— Problem —
Please print exactly the lines running from the one that contains "What data populates" to the end of the data, with both lines included.

------ Data provided

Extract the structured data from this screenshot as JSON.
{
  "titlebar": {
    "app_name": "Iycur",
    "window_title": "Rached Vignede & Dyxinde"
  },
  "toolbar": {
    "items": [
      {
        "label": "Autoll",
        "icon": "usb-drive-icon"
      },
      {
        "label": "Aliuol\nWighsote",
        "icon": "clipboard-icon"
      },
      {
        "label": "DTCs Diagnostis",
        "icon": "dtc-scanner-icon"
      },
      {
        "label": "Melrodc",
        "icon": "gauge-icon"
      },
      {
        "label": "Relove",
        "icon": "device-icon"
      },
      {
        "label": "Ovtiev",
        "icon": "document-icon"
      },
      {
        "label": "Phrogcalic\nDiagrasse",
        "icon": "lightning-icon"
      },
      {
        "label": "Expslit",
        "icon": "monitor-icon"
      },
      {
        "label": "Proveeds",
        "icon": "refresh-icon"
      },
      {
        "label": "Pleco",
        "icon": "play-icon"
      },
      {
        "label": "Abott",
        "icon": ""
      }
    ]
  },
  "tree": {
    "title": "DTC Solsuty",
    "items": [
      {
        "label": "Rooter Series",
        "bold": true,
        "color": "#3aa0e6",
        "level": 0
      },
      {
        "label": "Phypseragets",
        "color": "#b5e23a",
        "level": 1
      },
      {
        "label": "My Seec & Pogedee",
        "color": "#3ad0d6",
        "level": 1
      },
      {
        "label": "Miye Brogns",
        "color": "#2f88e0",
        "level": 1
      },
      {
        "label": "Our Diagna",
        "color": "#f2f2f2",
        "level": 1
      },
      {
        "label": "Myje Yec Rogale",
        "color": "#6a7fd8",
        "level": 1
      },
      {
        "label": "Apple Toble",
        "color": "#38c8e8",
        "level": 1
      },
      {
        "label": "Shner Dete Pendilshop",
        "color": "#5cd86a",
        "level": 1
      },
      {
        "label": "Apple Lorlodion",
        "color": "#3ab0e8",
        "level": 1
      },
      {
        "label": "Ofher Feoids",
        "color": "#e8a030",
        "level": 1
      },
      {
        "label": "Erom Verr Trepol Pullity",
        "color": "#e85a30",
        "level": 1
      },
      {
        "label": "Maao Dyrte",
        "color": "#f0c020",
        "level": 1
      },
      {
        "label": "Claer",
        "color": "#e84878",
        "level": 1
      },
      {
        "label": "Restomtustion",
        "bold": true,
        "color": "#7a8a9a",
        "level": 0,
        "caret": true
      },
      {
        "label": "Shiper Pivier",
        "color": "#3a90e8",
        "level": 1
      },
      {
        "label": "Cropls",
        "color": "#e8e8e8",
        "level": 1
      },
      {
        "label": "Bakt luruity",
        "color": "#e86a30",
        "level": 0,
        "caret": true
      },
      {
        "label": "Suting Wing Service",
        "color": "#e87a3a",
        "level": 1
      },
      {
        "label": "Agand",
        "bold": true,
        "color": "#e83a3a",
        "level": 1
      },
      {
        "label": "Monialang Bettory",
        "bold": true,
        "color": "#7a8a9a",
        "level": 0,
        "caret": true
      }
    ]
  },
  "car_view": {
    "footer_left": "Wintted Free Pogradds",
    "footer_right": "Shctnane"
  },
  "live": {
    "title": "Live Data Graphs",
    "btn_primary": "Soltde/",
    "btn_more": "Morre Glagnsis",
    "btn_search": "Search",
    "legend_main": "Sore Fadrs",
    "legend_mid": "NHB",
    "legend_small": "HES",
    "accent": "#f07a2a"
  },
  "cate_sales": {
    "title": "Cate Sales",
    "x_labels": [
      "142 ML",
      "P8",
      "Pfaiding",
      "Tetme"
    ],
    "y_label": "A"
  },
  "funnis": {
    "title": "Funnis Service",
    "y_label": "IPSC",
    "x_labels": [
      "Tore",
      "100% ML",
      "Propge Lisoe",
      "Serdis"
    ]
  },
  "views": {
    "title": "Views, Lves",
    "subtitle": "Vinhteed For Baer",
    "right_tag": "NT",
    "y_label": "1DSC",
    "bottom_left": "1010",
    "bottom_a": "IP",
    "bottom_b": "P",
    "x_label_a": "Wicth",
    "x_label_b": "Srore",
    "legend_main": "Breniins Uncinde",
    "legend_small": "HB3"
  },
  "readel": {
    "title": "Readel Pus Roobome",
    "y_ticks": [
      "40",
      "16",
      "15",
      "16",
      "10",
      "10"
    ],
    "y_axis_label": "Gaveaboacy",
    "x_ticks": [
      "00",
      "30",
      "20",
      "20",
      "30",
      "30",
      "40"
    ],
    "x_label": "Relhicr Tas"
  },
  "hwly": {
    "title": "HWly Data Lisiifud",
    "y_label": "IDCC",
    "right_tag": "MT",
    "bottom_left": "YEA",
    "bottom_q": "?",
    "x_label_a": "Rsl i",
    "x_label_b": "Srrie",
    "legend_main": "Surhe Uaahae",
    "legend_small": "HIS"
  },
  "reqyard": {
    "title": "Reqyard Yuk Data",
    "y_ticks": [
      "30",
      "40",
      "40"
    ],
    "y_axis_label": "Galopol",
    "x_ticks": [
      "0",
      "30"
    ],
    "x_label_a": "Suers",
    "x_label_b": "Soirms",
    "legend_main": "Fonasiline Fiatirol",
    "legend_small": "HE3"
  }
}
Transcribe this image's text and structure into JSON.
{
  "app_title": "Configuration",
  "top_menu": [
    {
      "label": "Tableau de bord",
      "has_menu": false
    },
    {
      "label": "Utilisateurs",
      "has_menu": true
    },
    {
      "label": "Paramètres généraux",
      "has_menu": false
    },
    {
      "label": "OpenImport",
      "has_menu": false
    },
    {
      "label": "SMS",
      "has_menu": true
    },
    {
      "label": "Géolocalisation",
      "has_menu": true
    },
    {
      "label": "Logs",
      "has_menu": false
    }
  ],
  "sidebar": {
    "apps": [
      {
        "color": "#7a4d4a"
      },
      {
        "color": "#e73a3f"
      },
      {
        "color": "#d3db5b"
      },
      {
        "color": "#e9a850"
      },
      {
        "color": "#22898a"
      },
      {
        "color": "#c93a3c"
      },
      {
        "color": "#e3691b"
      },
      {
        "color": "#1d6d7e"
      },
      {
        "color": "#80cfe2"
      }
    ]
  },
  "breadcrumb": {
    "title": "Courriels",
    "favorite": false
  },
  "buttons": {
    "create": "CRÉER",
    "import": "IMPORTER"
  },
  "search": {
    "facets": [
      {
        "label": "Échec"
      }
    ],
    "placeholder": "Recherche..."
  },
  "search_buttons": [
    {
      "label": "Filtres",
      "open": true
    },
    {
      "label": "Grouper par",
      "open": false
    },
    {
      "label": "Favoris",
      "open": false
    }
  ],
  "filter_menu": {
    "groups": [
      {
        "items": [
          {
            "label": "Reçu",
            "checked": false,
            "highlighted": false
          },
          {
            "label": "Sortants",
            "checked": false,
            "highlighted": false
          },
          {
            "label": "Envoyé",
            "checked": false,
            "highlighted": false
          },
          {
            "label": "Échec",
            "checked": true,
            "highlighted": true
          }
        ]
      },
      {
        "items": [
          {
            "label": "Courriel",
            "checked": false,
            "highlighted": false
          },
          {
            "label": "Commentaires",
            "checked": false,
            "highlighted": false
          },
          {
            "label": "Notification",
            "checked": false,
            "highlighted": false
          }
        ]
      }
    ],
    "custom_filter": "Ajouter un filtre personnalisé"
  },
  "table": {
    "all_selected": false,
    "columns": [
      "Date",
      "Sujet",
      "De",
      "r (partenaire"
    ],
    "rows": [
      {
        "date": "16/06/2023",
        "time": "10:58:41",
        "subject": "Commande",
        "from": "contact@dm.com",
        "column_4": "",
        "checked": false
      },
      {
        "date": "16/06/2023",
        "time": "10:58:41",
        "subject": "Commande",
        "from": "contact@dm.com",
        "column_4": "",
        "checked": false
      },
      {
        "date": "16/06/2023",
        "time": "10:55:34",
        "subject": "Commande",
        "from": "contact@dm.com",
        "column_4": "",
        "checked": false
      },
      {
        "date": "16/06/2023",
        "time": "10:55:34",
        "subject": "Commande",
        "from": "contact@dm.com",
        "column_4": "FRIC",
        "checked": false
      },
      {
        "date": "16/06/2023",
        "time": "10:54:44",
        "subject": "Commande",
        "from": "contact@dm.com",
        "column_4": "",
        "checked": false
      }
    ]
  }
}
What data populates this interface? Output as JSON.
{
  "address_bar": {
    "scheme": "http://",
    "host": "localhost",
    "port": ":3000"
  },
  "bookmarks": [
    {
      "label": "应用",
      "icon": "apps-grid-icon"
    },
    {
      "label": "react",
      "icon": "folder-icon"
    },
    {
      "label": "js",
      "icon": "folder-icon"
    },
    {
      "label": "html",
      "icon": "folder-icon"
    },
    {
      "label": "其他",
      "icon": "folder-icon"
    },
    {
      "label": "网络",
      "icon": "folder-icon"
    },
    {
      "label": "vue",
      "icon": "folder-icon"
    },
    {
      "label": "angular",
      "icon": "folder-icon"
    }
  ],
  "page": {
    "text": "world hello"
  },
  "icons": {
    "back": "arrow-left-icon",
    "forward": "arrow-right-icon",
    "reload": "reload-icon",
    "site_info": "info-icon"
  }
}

------------

— Final answer —
What data populates this interface? Output as JSON.
{
  "address_bar": {
    "scheme": "http://",
    "host": "localhost",
    "port": ":3000"
  },
  "bookmarks": [
    {
      "label": "应用",
      "icon": "apps-grid-icon"
    },
    {
      "label": "react",
      "icon": "folder-icon"
    },
    {
      "label": "js",
      "icon": "folder-icon"
    },
    {
      "label": "html",
      "icon": "folder-icon"
    },
    {
      "label": "其他",
      "icon": "folder-icon"
    },
    {
      "label": "网络",
      "icon": "folder-icon"
    },
    {
      "label": "vue",
      "icon": "folder-icon"
    },
    {
      "label": "angular",
      "icon": "folder-icon"
    }
  ],
  "page": {
    "text": "world hello"
  },
  "icons": {
    "back": "arrow-left-icon",
    "forward": "arrow-right-icon",
    "reload": "reload-icon",
    "site_info": "info-icon"
  }
}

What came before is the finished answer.